In the data below, locate each line with the word "DBET" and list it.

- RECORDS SHOWN -

* BEGIN *

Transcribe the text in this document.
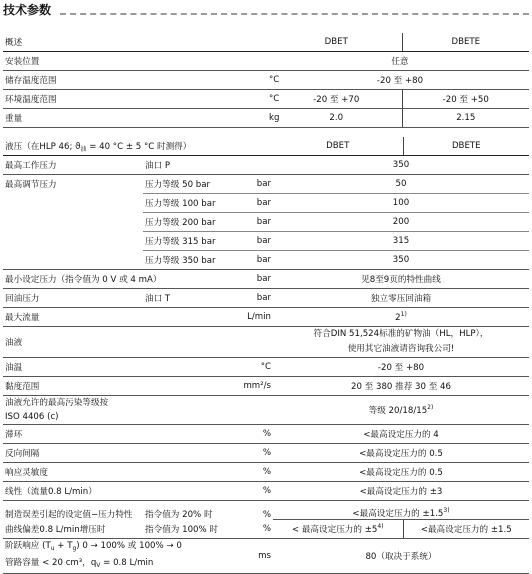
技术参数
概述		DBET	DBETE
安装位置		任意	
储存温度范围	°C	-20 至 +80	
环境温度范围	°C	-20 至 +70	-20 至 +50
重量	kg	2.0	2.15
液压（在HLP 46; $ϑ_油 = 40$ °C ± 5 °C 时测得）			DBET	DBETE
最高工作压力	油口 P		350	
最高调节压力	压力等级 50 bar	bar	50	
	压力等级 100 bar	bar	100	
	压力等级 200 bar	bar	200	
	压力等级 315 bar	bar	315	
	压力等级 350 bar	bar	350	
最小设定压力（指令值为 0 V 或 4 mA）		bar	见8至9页的特性曲线	
回油压力	油口 T	bar	独立零压回油箱	
最大流量		L/min	2$^{1)}$
油液			符合DIN 51,524标准的矿物油（HL，HLP），
使用其它油液请咨询我公司!	

油温		°C	-20 至 +80	
黏度范围		mm²/s	20 至 380 推荐 30 至 46	

油液允许的最高污染等级按
ISO 4406 (c)			等级 20/18/15$^{2)}$
滞环		%	<最高设定压力的 4	
反向间隔		%	<最高设定压力的 0.5	
响应灵敏度		%	<最高设定压力的 0.5	
线性（流量0.8 L/min）		%	<最高设定压力的 ±3	
制造误差引起的设定值−压力特性	指令值为 20% 时	%	<最高设定压力的 $\pm 1.5^{3)}$
曲线偏差0.8 L/min增压时	指令值为 100% 时	%	< 最高设定压力的 $\pm 5^{4)}$	<最高设定压力的 ±1.5

阶跃响应 $(T_u + T_g) 0 \to 100\%$ 或 100% → 0
管路容量 < 20 cm³，$q_V = 0.8$ L/min		ms	80（取决于系统）	
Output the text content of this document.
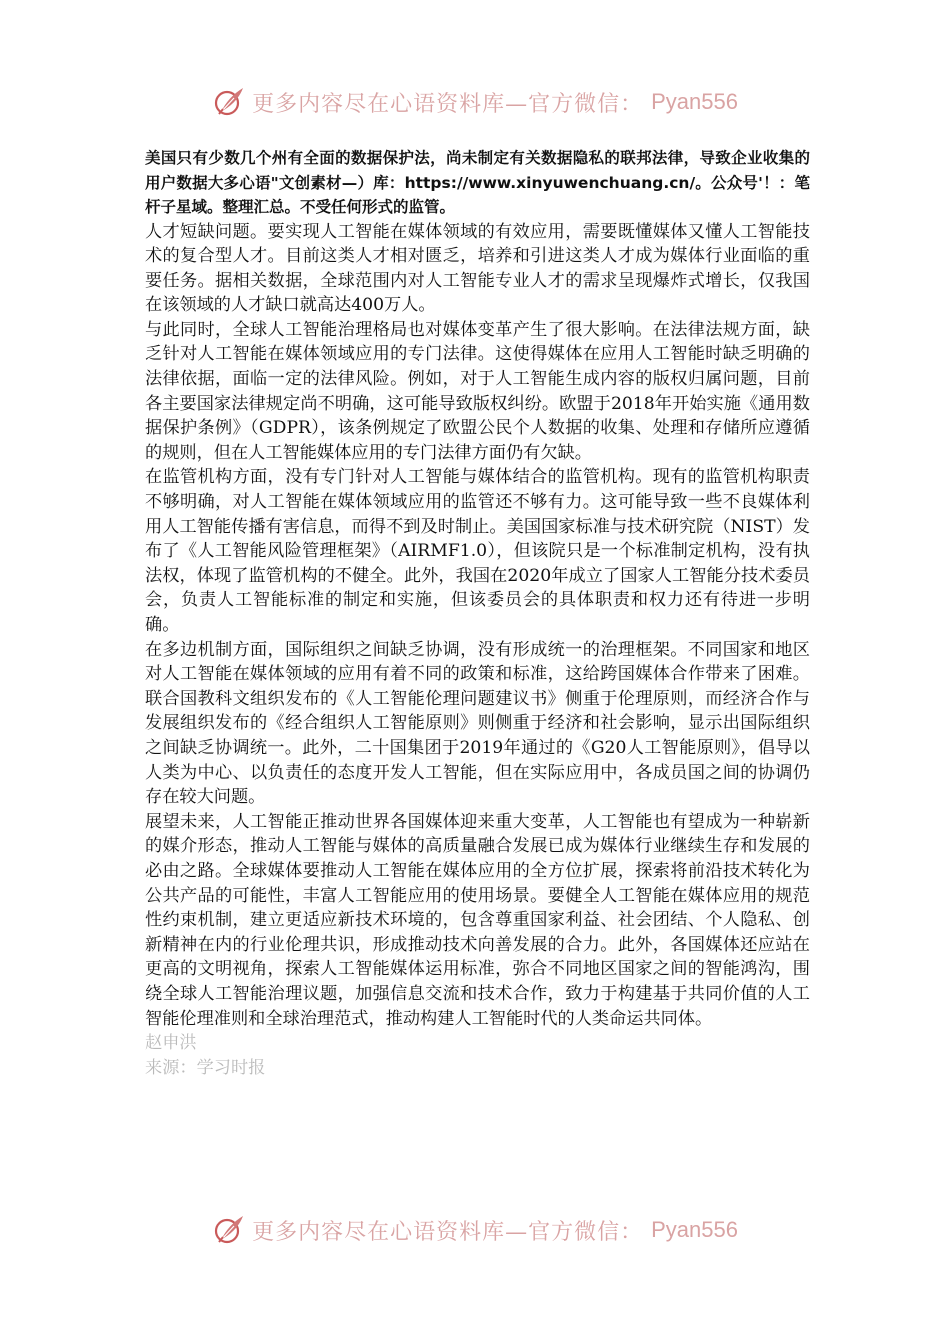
更多内容尽在心语资料库—官方微信： Pyan556

美国只有少数几个州有全面的数据保护法，尚未制定有关数据隐私的联邦法律，导致企业收集的用户数据大多心语"文创素材—）库：https://www.xinyuwenchuang.cn/。公众号'！：笔杆子星域。整理汇总。不受任何形式的监管。

人才短缺问题。要实现人工智能在媒体领域的有效应用，需要既懂媒体又懂人工智能技术的复合型人才。目前这类人才相对匮乏，培养和引进这类人才成为媒体行业面临的重要任务。据相关数据，全球范围内对人工智能专业人才的需求呈现爆炸式增长，仅我国在该领域的人才缺口就高达400万人。

与此同时，全球人工智能治理格局也对媒体变革产生了很大影响。在法律法规方面，缺乏针对人工智能在媒体领域应用的专门法律。这使得媒体在应用人工智能时缺乏明确的法律依据，面临一定的法律风险。例如，对于人工智能生成内容的版权归属问题，目前各主要国家法律规定尚不明确，这可能导致版权纠纷。欧盟于2018年开始实施《通用数据保护条例》（GDPR），该条例规定了欧盟公民个人数据的收集、处理和存储所应遵循的规则，但在人工智能媒体应用的专门法律方面仍有欠缺。

在监管机构方面，没有专门针对人工智能与媒体结合的监管机构。现有的监管机构职责不够明确，对人工智能在媒体领域应用的监管还不够有力。这可能导致一些不良媒体利用人工智能传播有害信息，而得不到及时制止。美国国家标准与技术研究院（NIST）发布了《人工智能风险管理框架》（AIRMF1.0），但该院只是一个标准制定机构，没有执法权，体现了监管机构的不健全。此外，我国在2020年成立了国家人工智能分技术委员会，负责人工智能标准的制定和实施，但该委员会的具体职责和权力还有待进一步明确。

在多边机制方面，国际组织之间缺乏协调，没有形成统一的治理框架。不同国家和地区对人工智能在媒体领域的应用有着不同的政策和标准，这给跨国媒体合作带来了困难。联合国教科文组织发布的《人工智能伦理问题建议书》侧重于伦理原则，而经济合作与发展组织发布的《经合组织人工智能原则》则侧重于经济和社会影响，显示出国际组织之间缺乏协调统一。此外，二十国集团于2019年通过的《G20人工智能原则》，倡导以人类为中心、以负责任的态度开发人工智能，但在实际应用中，各成员国之间的协调仍存在较大问题。

展望未来，人工智能正推动世界各国媒体迎来重大变革，人工智能也有望成为一种崭新的媒介形态，推动人工智能与媒体的高质量融合发展已成为媒体行业继续生存和发展的必由之路。全球媒体要推动人工智能在媒体应用的全方位扩展，探索将前沿技术转化为公共产品的可能性，丰富人工智能应用的使用场景。要健全人工智能在媒体应用的规范性约束机制，建立更适应新技术环境的，包含尊重国家利益、社会团结、个人隐私、创新精神在内的行业伦理共识，形成推动技术向善发展的合力。此外，各国媒体还应站在更高的文明视角，探索人工智能媒体运用标准，弥合不同地区国家之间的智能鸿沟，围绕全球人工智能治理议题，加强信息交流和技术合作，致力于构建基于共同价值的人工智能伦理准则和全球治理范式，推动构建人工智能时代的人类命运共同体。

赵申洪

来源：学习时报

更多内容尽在心语资料库—官方微信： Pyan556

* END *

- COMPLETE ANSWER -
概述		DBET	DBETE
液压（在HLP 46; $ϑ_油 = 40$ °C ± 5 °C 时测得）			DBET	DBETE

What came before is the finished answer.